- Exercise description
The entries that follow should be written out exactly.

- Data lines
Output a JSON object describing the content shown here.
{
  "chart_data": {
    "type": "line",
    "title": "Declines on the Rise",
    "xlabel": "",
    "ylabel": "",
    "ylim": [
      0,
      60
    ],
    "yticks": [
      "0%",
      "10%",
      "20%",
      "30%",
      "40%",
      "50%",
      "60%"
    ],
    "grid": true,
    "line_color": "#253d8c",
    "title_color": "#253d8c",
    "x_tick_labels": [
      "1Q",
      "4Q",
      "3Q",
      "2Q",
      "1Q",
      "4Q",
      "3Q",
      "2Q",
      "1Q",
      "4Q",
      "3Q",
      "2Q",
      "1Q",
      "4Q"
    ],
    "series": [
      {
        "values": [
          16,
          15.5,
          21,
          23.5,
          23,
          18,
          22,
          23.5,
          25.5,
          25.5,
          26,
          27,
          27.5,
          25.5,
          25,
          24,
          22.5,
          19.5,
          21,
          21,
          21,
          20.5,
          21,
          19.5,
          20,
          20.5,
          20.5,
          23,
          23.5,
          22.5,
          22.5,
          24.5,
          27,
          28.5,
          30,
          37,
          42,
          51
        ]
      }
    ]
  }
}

- Exercise answer
Output a JSON object describing the content shown here.
{
  "chart_data": {
    "type": "line",
    "title": "Declines on the Rise",
    "xlabel": "",
    "ylabel": "",
    "ylim": [
      0,
      60
    ],
    "yticks": [
      "0%",
      "10%",
      "20%",
      "30%",
      "40%",
      "50%",
      "60%"
    ],
    "grid": true,
    "line_color": "#253d8c",
    "title_color": "#253d8c",
    "x_tick_labels": [
      "1Q",
      "4Q",
      "3Q",
      "2Q",
      "1Q",
      "4Q",
      "3Q",
      "2Q",
      "1Q",
      "4Q",
      "3Q",
      "2Q",
      "1Q",
      "4Q"
    ],
    "series": [
      {
        "values": [
          16,
          15.5,
          21,
          23.5,
          23,
          18,
          22,
          23.5,
          25.5,
          25.5,
          26,
          27,
          27.5,
          25.5,
          25,
          24,
          22.5,
          19.5,
          21,
          21,
          21,
          20.5,
          21,
          19.5,
          20,
          20.5,
          20.5,
          23,
          23.5,
          22.5,
          22.5,
          24.5,
          27,
          28.5,
          30,
          37,
          42,
          51
        ]
      }
    ]
  }
}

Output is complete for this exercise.